» **INSTRUCTIONS TO FOLLOW**
Every line below is to be copied exactly, with the pictures left out.

» **Rows from a figure dataset**
^^^^^^^^^^^^^^^^

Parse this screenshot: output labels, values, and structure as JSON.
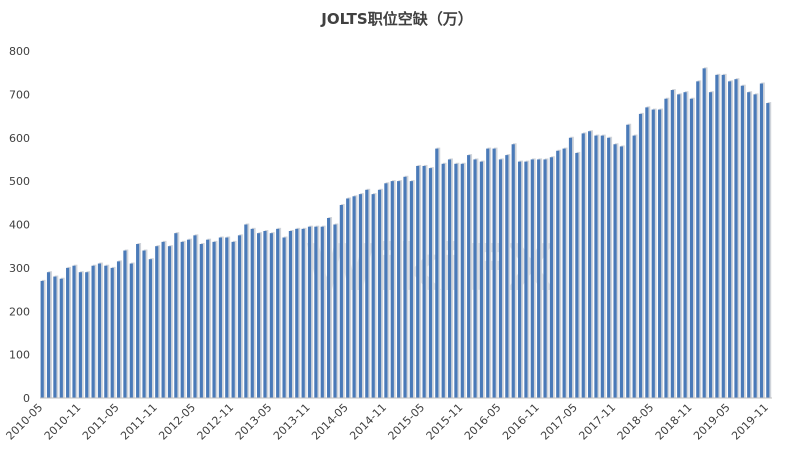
{
  "chart_data": {
    "type": "bar",
    "title": "JOLTS职位空缺（万）",
    "watermark": "WikiFX",
    "categories": [
      "2010-05",
      null,
      null,
      null,
      null,
      null,
      "2010-11",
      null,
      null,
      null,
      null,
      null,
      "2011-05",
      null,
      null,
      null,
      null,
      null,
      "2011-11",
      null,
      null,
      null,
      null,
      null,
      "2012-05",
      null,
      null,
      null,
      null,
      null,
      "2012-11",
      null,
      null,
      null,
      null,
      null,
      "2013-05",
      null,
      null,
      null,
      null,
      null,
      "2013-11",
      null,
      null,
      null,
      null,
      null,
      "2014-05",
      null,
      null,
      null,
      null,
      null,
      "2014-11",
      null,
      null,
      null,
      null,
      null,
      "2015-05",
      null,
      null,
      null,
      null,
      null,
      "2015-11",
      null,
      null,
      null,
      null,
      null,
      "2016-05",
      null,
      null,
      null,
      null,
      null,
      "2016-11",
      null,
      null,
      null,
      null,
      null,
      "2017-05",
      null,
      null,
      null,
      null,
      null,
      "2017-11",
      null,
      null,
      null,
      null,
      null,
      "2018-05",
      null,
      null,
      null,
      null,
      null,
      "2018-11",
      null,
      null,
      null,
      null,
      null,
      "2019-05",
      null,
      null,
      null,
      null,
      null,
      "2019-11"
    ],
    "values": [
      270,
      290,
      280,
      275,
      300,
      305,
      290,
      290,
      305,
      310,
      305,
      300,
      315,
      340,
      310,
      355,
      340,
      320,
      350,
      360,
      350,
      380,
      360,
      365,
      375,
      355,
      365,
      360,
      370,
      370,
      360,
      375,
      400,
      390,
      380,
      385,
      380,
      390,
      370,
      385,
      390,
      390,
      395,
      395,
      395,
      415,
      400,
      445,
      460,
      465,
      470,
      480,
      470,
      480,
      495,
      500,
      500,
      510,
      500,
      535,
      535,
      530,
      575,
      540,
      550,
      540,
      540,
      560,
      550,
      545,
      575,
      575,
      550,
      560,
      585,
      545,
      545,
      550,
      550,
      550,
      555,
      570,
      575,
      600,
      565,
      610,
      615,
      605,
      605,
      600,
      585,
      580,
      630,
      605,
      655,
      670,
      665,
      665,
      690,
      710,
      700,
      705,
      690,
      730,
      760,
      705,
      745,
      745,
      730,
      735,
      720,
      705,
      700,
      725,
      680
    ],
    "color": "#4a7ab8",
    "ylim": [
      0,
      800
    ],
    "yticks": [
      0,
      100,
      200,
      300,
      400,
      500,
      600,
      700,
      800
    ],
    "grid": false
  }
}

^^^^^^^^^^^^^^^^

» **TASK RESULT**
Parse this screenshot: output labels, values, and structure as JSON.
{
  "chart_data": {
    "type": "bar",
    "title": "JOLTS职位空缺（万）",
    "watermark": "WikiFX",
    "categories": [
      "2010-05",
      null,
      null,
      null,
      null,
      null,
      "2010-11",
      null,
      null,
      null,
      null,
      null,
      "2011-05",
      null,
      null,
      null,
      null,
      null,
      "2011-11",
      null,
      null,
      null,
      null,
      null,
      "2012-05",
      null,
      null,
      null,
      null,
      null,
      "2012-11",
      null,
      null,
      null,
      null,
      null,
      "2013-05",
      null,
      null,
      null,
      null,
      null,
      "2013-11",
      null,
      null,
      null,
      null,
      null,
      "2014-05",
      null,
      null,
      null,
      null,
      null,
      "2014-11",
      null,
      null,
      null,
      null,
      null,
      "2015-05",
      null,
      null,
      null,
      null,
      null,
      "2015-11",
      null,
      null,
      null,
      null,
      null,
      "2016-05",
      null,
      null,
      null,
      null,
      null,
      "2016-11",
      null,
      null,
      null,
      null,
      null,
      "2017-05",
      null,
      null,
      null,
      null,
      null,
      "2017-11",
      null,
      null,
      null,
      null,
      null,
      "2018-05",
      null,
      null,
      null,
      null,
      null,
      "2018-11",
      null,
      null,
      null,
      null,
      null,
      "2019-05",
      null,
      null,
      null,
      null,
      null,
      "2019-11"
    ],
    "values": [
      270,
      290,
      280,
      275,
      300,
      305,
      290,
      290,
      305,
      310,
      305,
      300,
      315,
      340,
      310,
      355,
      340,
      320,
      350,
      360,
      350,
      380,
      360,
      365,
      375,
      355,
      365,
      360,
      370,
      370,
      360,
      375,
      400,
      390,
      380,
      385,
      380,
      390,
      370,
      385,
      390,
      390,
      395,
      395,
      395,
      415,
      400,
      445,
      460,
      465,
      470,
      480,
      470,
      480,
      495,
      500,
      500,
      510,
      500,
      535,
      535,
      530,
      575,
      540,
      550,
      540,
      540,
      560,
      550,
      545,
      575,
      575,
      550,
      560,
      585,
      545,
      545,
      550,
      550,
      550,
      555,
      570,
      575,
      600,
      565,
      610,
      615,
      605,
      605,
      600,
      585,
      580,
      630,
      605,
      655,
      670,
      665,
      665,
      690,
      710,
      700,
      705,
      690,
      730,
      760,
      705,
      745,
      745,
      730,
      735,
      720,
      705,
      700,
      725,
      680
    ],
    "color": "#4a7ab8",
    "ylim": [
      0,
      800
    ],
    "yticks": [
      0,
      100,
      200,
      300,
      400,
      500,
      600,
      700,
      800
    ],
    "grid": false
  }
}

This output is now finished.